Provide the records once more, identical to the original.

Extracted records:
+++

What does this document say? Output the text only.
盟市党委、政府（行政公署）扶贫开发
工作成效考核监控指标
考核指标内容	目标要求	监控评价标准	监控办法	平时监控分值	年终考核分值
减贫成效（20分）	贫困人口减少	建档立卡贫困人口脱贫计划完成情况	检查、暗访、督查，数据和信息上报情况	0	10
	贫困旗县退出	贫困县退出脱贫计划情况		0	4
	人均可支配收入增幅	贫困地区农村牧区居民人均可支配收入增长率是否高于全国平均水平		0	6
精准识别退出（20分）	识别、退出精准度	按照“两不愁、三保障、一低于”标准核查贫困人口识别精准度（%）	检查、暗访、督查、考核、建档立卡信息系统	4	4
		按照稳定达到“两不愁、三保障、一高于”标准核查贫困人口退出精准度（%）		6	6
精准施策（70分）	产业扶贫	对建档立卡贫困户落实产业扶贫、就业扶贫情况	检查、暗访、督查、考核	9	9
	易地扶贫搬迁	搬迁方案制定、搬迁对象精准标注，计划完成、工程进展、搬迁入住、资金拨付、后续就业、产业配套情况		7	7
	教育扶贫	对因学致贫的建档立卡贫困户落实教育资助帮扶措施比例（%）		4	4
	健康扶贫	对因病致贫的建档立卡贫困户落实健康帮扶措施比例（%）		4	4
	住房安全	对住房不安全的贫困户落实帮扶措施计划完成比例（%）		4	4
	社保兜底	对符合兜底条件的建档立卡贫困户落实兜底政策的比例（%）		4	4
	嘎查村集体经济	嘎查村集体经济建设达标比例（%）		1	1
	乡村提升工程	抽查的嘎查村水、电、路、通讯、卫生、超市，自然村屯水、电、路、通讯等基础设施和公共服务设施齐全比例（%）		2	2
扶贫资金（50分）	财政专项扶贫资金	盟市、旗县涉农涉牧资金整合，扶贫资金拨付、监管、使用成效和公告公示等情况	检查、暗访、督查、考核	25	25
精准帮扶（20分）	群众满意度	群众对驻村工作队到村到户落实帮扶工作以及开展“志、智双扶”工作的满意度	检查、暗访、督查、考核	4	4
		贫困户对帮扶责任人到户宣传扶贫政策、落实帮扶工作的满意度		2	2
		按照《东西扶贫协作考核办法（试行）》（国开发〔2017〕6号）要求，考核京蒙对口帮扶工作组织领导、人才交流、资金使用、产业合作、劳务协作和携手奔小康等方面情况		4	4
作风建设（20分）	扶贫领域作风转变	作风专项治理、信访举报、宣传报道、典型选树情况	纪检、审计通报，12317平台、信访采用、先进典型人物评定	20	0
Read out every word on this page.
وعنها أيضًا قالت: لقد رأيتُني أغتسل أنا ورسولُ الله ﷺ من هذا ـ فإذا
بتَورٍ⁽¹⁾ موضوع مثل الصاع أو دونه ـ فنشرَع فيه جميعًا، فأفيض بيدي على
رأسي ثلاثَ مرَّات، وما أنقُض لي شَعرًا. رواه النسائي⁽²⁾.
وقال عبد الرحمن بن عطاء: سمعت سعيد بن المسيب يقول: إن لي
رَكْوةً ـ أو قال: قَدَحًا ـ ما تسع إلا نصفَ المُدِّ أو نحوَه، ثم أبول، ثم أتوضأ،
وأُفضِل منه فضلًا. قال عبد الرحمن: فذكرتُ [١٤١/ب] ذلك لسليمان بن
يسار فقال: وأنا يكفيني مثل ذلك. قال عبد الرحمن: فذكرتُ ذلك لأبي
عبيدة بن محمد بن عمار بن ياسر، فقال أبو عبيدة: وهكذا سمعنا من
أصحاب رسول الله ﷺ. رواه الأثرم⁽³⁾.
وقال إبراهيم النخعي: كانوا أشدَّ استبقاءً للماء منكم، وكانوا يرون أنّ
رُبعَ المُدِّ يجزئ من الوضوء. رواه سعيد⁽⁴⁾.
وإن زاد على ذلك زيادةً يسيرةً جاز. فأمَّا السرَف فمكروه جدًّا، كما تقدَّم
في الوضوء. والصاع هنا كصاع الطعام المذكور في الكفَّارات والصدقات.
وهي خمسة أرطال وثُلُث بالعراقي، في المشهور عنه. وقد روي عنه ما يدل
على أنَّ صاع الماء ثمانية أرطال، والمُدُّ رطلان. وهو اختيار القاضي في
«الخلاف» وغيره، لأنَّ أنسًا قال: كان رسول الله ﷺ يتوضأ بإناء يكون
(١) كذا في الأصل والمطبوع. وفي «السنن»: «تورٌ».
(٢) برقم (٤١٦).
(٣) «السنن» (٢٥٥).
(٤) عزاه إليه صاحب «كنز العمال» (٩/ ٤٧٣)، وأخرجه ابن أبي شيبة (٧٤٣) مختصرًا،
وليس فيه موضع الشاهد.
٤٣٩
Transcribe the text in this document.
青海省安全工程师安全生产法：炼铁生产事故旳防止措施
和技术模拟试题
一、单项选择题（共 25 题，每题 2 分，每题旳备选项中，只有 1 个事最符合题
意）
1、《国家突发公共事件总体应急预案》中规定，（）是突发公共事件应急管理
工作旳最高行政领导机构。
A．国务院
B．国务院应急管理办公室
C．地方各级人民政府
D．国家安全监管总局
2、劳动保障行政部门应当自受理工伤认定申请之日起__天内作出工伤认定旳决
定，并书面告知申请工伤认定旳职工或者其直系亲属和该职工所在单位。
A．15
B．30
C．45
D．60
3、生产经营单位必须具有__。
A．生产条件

+++

** Result below **
What does this document say? Output the text only.
盟市党委、政府（行政公署）扶贫开发
工作成效考核监控指标
考核指标内容	目标要求	监控评价标准	监控办法	平时监控分值	年终考核分值
减贫成效（20分）	贫困人口减少	建档立卡贫困人口脱贫计划完成情况	检查、暗访、督查，数据和信息上报情况	0	10
	贫困旗县退出	贫困县退出脱贫计划情况		0	4
	人均可支配收入增幅	贫困地区农村牧区居民人均可支配收入增长率是否高于全国平均水平		0	6
精准识别退出（20分）	识别、退出精准度	按照“两不愁、三保障、一低于”标准核查贫困人口识别精准度（%）	检查、暗访、督查、考核、建档立卡信息系统	4	4
		按照稳定达到“两不愁、三保障、一高于”标准核查贫困人口退出精准度（%）		6	6
精准施策（70分）	产业扶贫	对建档立卡贫困户落实产业扶贫、就业扶贫情况	检查、暗访、督查、考核	9	9
	易地扶贫搬迁	搬迁方案制定、搬迁对象精准标注，计划完成、工程进展、搬迁入住、资金拨付、后续就业、产业配套情况		7	7
	教育扶贫	对因学致贫的建档立卡贫困户落实教育资助帮扶措施比例（%）		4	4
	健康扶贫	对因病致贫的建档立卡贫困户落实健康帮扶措施比例（%）		4	4
	住房安全	对住房不安全的贫困户落实帮扶措施计划完成比例（%）		4	4
	社保兜底	对符合兜底条件的建档立卡贫困户落实兜底政策的比例（%）		4	4
	嘎查村集体经济	嘎查村集体经济建设达标比例（%）		1	1
	乡村提升工程	抽查的嘎查村水、电、路、通讯、卫生、超市，自然村屯水、电、路、通讯等基础设施和公共服务设施齐全比例（%）		2	2
扶贫资金（50分）	财政专项扶贫资金	盟市、旗县涉农涉牧资金整合，扶贫资金拨付、监管、使用成效和公告公示等情况	检查、暗访、督查、考核	25	25
精准帮扶（20分）	群众满意度	群众对驻村工作队到村到户落实帮扶工作以及开展“志、智双扶”工作的满意度	检查、暗访、督查、考核	4	4
		贫困户对帮扶责任人到户宣传扶贫政策、落实帮扶工作的满意度		2	2
		按照《东西扶贫协作考核办法（试行）》（国开发〔2017〕6号）要求，考核京蒙对口帮扶工作组织领导、人才交流、资金使用、产业合作、劳务协作和携手奔小康等方面情况		4	4
作风建设（20分）	扶贫领域作风转变	作风专项治理、信访举报、宣传报道、典型选树情况	纪检、审计通报，12317平台、信访采用、先进典型人物评定	20	0
Read out every word on this page.
وعنها أيضًا قالت: لقد رأيتُني أغتسل أنا ورسولُ الله ﷺ من هذا ـ فإذا
بتَورٍ⁽¹⁾ موضوع مثل الصاع أو دونه ـ فنشرَع فيه جميعًا، فأفيض بيدي على
رأسي ثلاثَ مرَّات، وما أنقُض لي شَعرًا. رواه النسائي⁽²⁾.
وقال عبد الرحمن بن عطاء: سمعت سعيد بن المسيب يقول: إن لي
رَكْوةً ـ أو قال: قَدَحًا ـ ما تسع إلا نصفَ المُدِّ أو نحوَه، ثم أبول، ثم أتوضأ،
وأُفضِل منه فضلًا. قال عبد الرحمن: فذكرتُ [١٤١/ب] ذلك لسليمان بن
يسار فقال: وأنا يكفيني مثل ذلك. قال عبد الرحمن: فذكرتُ ذلك لأبي
عبيدة بن محمد بن عمار بن ياسر، فقال أبو عبيدة: وهكذا سمعنا من
أصحاب رسول الله ﷺ. رواه الأثرم⁽³⁾.
وقال إبراهيم النخعي: كانوا أشدَّ استبقاءً للماء منكم، وكانوا يرون أنّ
رُبعَ المُدِّ يجزئ من الوضوء. رواه سعيد⁽⁴⁾.
وإن زاد على ذلك زيادةً يسيرةً جاز. فأمَّا السرَف فمكروه جدًّا، كما تقدَّم
في الوضوء. والصاع هنا كصاع الطعام المذكور في الكفَّارات والصدقات.
وهي خمسة أرطال وثُلُث بالعراقي، في المشهور عنه. وقد روي عنه ما يدل
على أنَّ صاع الماء ثمانية أرطال، والمُدُّ رطلان. وهو اختيار القاضي في
«الخلاف» وغيره، لأنَّ أنسًا قال: كان رسول الله ﷺ يتوضأ بإناء يكون
(١) كذا في الأصل والمطبوع. وفي «السنن»: «تورٌ».
(٢) برقم (٤١٦).
(٣) «السنن» (٢٥٥).
(٤) عزاه إليه صاحب «كنز العمال» (٩/ ٤٧٣)، وأخرجه ابن أبي شيبة (٧٤٣) مختصرًا،
وليس فيه موضع الشاهد.
٤٣٩
Transcribe the text in this document.
青海省安全工程师安全生产法：炼铁生产事故旳防止措施
和技术模拟试题
一、单项选择题（共 25 题，每题 2 分，每题旳备选项中，只有 1 个事最符合题
意）
1、《国家突发公共事件总体应急预案》中规定，（）是突发公共事件应急管理
工作旳最高行政领导机构。
A．国务院
B．国务院应急管理办公室
C．地方各级人民政府
D．国家安全监管总局
2、劳动保障行政部门应当自受理工伤认定申请之日起__天内作出工伤认定旳决
定，并书面告知申请工伤认定旳职工或者其直系亲属和该职工所在单位。
A．15
B．30
C．45
D．60
3、生产经营单位必须具有__。
A．生产条件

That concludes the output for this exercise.